§ **Task inputs**:
══════════
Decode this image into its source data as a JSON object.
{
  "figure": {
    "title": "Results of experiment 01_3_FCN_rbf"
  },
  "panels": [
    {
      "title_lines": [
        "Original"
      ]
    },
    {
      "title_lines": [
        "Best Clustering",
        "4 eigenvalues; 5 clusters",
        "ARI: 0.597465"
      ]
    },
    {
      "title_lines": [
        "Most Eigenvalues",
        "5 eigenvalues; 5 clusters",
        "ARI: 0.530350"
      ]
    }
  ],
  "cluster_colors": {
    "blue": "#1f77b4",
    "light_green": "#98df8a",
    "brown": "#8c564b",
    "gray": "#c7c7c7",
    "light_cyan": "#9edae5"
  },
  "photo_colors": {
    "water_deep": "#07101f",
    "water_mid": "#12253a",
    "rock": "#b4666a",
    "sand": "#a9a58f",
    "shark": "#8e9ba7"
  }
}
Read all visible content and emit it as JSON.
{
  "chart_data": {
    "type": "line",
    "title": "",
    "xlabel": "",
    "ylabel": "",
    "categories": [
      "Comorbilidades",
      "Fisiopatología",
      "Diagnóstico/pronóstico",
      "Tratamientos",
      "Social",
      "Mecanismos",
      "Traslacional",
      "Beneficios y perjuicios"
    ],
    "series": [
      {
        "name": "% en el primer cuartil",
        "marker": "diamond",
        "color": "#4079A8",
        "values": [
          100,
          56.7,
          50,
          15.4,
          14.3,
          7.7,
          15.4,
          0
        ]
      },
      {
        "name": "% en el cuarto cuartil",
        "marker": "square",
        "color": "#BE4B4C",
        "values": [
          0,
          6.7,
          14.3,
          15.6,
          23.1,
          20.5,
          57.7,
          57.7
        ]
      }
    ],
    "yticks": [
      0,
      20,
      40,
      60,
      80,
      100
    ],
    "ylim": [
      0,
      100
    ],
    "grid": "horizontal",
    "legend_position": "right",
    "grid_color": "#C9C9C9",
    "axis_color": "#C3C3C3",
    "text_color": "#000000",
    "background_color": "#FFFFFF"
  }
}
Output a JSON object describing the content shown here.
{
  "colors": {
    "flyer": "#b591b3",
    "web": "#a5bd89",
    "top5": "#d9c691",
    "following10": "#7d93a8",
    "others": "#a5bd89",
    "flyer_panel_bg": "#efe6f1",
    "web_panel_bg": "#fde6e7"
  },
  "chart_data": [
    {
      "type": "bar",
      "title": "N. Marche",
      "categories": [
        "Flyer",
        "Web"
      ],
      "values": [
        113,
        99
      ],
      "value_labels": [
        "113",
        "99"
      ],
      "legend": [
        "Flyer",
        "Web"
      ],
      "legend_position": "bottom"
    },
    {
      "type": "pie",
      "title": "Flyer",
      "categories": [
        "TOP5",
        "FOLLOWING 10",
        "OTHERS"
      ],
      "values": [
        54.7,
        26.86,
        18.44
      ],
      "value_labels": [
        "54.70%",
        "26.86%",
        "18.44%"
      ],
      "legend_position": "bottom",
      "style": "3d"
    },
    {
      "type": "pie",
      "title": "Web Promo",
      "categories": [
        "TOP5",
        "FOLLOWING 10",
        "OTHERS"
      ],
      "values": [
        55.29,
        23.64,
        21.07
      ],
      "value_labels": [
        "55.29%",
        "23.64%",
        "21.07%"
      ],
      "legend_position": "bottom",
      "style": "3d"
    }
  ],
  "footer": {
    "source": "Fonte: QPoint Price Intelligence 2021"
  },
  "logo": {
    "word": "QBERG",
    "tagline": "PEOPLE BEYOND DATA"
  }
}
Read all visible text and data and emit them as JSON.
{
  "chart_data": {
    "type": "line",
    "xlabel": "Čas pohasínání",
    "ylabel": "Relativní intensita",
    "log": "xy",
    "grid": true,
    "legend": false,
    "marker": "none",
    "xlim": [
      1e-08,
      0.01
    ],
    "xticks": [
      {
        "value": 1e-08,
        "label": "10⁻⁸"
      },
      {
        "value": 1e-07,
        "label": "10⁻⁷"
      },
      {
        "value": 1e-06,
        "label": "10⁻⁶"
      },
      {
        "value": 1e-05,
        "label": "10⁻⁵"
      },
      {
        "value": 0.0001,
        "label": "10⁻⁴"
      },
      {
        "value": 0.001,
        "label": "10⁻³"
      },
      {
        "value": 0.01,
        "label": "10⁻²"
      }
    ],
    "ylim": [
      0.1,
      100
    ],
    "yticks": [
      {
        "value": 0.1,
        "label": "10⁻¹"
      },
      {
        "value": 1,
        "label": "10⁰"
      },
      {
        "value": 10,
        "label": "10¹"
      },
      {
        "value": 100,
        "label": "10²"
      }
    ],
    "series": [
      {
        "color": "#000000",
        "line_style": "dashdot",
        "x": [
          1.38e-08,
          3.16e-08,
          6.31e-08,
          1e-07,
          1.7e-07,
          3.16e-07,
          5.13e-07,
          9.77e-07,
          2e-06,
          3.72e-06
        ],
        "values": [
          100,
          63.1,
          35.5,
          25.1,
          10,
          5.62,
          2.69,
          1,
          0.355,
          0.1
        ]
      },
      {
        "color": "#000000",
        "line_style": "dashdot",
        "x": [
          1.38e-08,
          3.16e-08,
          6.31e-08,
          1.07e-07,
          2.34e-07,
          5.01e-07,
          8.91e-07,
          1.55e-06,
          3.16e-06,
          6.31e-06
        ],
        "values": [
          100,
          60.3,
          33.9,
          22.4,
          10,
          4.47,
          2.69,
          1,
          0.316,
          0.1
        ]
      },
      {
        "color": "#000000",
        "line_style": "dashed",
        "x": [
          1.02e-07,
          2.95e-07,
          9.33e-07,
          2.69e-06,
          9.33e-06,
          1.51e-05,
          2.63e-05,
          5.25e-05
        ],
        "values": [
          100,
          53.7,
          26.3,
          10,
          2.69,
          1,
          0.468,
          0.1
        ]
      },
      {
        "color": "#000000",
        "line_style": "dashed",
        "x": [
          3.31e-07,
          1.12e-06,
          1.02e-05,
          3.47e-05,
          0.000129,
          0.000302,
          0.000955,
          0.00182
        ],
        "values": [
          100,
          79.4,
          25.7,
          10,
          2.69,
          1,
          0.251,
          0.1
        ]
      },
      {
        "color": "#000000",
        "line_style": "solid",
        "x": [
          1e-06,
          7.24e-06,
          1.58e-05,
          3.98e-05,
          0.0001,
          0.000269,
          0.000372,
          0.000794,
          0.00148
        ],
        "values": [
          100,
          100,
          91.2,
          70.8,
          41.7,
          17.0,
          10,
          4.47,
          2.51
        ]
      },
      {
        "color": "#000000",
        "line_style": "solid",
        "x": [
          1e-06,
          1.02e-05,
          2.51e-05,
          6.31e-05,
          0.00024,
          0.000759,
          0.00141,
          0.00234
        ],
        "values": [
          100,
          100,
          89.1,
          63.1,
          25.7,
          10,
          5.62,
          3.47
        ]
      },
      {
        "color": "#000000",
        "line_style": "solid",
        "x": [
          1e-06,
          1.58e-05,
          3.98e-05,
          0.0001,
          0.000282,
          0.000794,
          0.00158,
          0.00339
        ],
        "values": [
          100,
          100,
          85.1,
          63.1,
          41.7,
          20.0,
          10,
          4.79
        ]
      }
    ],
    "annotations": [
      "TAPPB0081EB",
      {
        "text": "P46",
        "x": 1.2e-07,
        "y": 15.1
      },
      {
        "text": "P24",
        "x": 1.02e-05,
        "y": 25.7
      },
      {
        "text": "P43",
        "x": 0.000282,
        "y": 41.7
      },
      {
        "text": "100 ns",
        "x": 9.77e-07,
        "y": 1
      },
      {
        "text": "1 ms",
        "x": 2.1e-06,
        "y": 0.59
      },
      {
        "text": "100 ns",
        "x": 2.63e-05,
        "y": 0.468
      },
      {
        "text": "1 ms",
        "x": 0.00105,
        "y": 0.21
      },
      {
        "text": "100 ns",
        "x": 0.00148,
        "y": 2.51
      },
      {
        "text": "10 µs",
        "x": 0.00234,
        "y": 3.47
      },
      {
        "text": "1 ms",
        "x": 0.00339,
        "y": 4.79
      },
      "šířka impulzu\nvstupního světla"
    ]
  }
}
══════════
Locate each line containing the string "source" and show it.

Decode this image into its source data as a JSON object.
    "source": "Fonte: QPoint Price Intelligence 2021"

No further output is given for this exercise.